■ **Exercise brief**: Reproduce word for word the stretch of the Slocum Tracker page from "- Generate assembly" through "music on an Atari 2600 (emulator).".

■ **Page excerpt**:

Slocum Tracker is a JavaScript-based application that allows you to compose music for the Atari 2600 using a tracker style interface. Slocum Tracker gets its name from the fact that it exports its output into assembly code which can be fed to Paul Slocums Sequencer Kit (an audio driver that allows you to sequence sounds within a musical context). Slocum Tracker as such outputs no sound by itself, but rather the instructions that can be compiled alongside Slocums audio driver so you can listen to the results in an emulator / actual Atari 2600. Slocum Tracker basically leverages the fact that having to write music directly into assembly language can be a tad annoyi... er, slows down the creative juices.
- Directly edit the Atari 2600's two available output channels using the pattern editor
- Quickly select from all available waveforms / sound types using convenient keyboard shortcuts
- Copy / clone patterns for nice and easy arranging
- Save songs locally and continue working on them later (just don't clear the browsers local storage!)
- Generate assembly instructions when ready
- Duplicate patterns are declared only once to minimize program size
Of course, it was made to allow for easy composition, so let's cut the chatter! You can use the application right now from your web browser by visiting this link.
Do pay heed to the "How to create an Atari ROM for my composition"-section below to understand how to get the generated output from Slocum Tracker to play back sweet, pristine music on an Atari 2600 (emulator).
You will need to create a binary file that can run on an Atari 2600 (emulator). This sounds like a hassle, but merely implies you need to download the files listed here and follow these instructions. It's quite painless really. For the ease of the experiment (not trying to insult anyone's intelligence here!) extract all downloaded files into the same folder.
The programs you will need:
You will require an assembler such as DASM to compile the assembly code into an executable program as well as Paul Slocum's Sequencer Kit.
Once you have created a pattern/song that you'd like to hear, you hit the "export"-button within Slocum Tracker and download the generated assembly file (song.h) to the folder that contains the assembler and Sequencer Kit mentioned above.
Depending on your operating system, execute the appropriate of the following commands:
In Windows from the Command Prompt:
dasm songmain.asm -f3 -osong.bin
On Mac OS X from Terminal command line:
./dasm.Darwin.x86 songmain.asm -f3 -osong.bin
On Linux from Terminal command line:
./dasm.Linux.x86 songmain.asm -f3 -osong.bin
And behold, a file "song.bin" containing your awesome track ready for playback has been generated!
You can use an emulator such as the excellent Stella to play your song. If you want to run it on an actual Atari 2600, you might want to shop around AtariAge to find out how to get your code on a cartridge!
To build slocum-tracker first resolve all dependencies using Node:
npm install
After which a development mode can be started (which conveniently opens your browser and points it to the correct location) using the following Grunt command:
npm run dev
A production build (minimizes CSS and JS output size) can be created using the following Grunt command:
npm run build
After which the build output is available in the ./dist/prod-folder.
Unit tests are run via Mocha, which is installed as a dependency. You can run the tests by using:
npm test
Unit tests go in the ./test-folder. The file name for a unit test must be equal to the file it is testing, but contain the suffix ".test", e.g. Functions.js will have a test file Functions.test.js.
If you wish to use multiple Slocum Tracker songs within an Atari 2600 project and you want to avoid pattern duplication across tracks, you can use the utility called optimizer.js in the ./tools/-folder.

Document layout analysis data
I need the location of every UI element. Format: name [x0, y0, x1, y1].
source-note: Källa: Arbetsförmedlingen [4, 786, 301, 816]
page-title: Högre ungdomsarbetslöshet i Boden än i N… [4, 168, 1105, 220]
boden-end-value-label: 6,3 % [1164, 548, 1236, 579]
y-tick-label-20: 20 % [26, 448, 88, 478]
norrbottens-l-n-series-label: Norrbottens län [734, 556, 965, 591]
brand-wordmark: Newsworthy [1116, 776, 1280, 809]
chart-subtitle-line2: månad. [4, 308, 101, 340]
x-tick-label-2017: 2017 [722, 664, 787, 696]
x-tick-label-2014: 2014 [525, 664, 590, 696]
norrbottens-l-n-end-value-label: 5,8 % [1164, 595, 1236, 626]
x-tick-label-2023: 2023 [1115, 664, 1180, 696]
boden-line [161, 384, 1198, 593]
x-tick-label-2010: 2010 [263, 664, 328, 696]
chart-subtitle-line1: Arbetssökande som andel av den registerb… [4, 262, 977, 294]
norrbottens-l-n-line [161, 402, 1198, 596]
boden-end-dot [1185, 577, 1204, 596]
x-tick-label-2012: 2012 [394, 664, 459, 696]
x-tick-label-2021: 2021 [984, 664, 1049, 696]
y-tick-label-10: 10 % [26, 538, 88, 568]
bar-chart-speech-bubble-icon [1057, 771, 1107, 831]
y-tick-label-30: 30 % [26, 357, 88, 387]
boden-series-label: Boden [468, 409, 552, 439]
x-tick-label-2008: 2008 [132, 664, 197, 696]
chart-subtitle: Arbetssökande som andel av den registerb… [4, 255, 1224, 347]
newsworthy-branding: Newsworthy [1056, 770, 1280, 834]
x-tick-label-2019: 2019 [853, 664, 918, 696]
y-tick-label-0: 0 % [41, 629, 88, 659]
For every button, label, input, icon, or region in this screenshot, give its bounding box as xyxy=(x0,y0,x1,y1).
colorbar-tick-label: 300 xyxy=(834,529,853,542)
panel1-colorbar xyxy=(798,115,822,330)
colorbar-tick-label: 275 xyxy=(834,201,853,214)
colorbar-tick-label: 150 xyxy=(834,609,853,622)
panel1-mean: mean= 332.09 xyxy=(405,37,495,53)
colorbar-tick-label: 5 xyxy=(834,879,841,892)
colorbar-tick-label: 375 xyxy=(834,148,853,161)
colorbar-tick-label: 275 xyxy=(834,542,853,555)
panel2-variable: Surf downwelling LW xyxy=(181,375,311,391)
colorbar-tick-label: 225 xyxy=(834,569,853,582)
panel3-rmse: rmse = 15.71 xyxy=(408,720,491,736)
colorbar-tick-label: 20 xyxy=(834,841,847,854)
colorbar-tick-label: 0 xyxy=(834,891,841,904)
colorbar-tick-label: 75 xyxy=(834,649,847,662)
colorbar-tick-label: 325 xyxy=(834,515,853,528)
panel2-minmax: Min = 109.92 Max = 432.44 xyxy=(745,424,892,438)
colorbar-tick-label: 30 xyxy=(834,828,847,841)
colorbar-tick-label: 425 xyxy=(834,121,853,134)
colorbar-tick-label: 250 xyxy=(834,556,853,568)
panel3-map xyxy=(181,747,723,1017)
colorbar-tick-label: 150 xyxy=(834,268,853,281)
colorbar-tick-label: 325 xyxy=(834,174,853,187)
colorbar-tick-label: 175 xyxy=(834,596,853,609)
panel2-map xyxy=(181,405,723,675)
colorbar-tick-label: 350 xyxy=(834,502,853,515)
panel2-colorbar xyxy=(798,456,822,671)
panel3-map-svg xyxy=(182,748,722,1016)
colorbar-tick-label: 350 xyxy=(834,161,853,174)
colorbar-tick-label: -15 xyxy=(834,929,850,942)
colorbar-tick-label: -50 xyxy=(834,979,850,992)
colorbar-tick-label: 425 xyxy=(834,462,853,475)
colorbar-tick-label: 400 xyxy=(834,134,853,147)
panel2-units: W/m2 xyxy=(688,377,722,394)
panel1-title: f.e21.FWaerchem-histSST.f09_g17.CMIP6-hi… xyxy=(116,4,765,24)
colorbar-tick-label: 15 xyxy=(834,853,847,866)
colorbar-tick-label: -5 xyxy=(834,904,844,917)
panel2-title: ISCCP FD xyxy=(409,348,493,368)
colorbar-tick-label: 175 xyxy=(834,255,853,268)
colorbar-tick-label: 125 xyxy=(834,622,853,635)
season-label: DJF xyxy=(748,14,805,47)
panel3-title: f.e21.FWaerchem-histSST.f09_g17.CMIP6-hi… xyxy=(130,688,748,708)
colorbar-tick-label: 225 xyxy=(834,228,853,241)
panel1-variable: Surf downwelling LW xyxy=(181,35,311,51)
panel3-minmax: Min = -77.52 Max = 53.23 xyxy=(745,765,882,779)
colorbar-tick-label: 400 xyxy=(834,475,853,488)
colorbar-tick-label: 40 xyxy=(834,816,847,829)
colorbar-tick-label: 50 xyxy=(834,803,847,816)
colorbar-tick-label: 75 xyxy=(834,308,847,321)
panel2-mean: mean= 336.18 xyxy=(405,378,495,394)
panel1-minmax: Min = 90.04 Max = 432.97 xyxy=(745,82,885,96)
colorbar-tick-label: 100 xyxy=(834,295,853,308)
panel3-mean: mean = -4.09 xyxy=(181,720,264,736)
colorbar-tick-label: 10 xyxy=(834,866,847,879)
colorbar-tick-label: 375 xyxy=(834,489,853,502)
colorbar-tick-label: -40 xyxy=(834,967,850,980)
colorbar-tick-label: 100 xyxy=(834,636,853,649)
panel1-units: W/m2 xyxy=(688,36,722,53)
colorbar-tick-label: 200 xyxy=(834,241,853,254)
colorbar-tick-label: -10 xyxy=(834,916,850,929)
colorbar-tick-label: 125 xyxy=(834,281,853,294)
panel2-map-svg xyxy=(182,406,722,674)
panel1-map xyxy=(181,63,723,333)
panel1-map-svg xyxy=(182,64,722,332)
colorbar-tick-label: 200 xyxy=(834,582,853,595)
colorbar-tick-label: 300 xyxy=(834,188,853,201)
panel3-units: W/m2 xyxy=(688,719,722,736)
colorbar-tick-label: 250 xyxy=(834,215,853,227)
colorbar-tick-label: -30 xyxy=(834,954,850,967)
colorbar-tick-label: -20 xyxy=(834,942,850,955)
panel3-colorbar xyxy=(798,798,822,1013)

■ **Task output**:
- Generate assembly instructions when ready
- Duplicate patterns are declared only once to minimize program size
Of course, it was made to allow for easy composition, so let's cut the chatter! You can use the application right now from your web browser by visiting this link.
Do pay heed to the "How to create an Atari ROM for my composition"-section below to understand how to get the generated output from Slocum Tracker to play back sweet, pristine music on an Atari 2600 (emulator).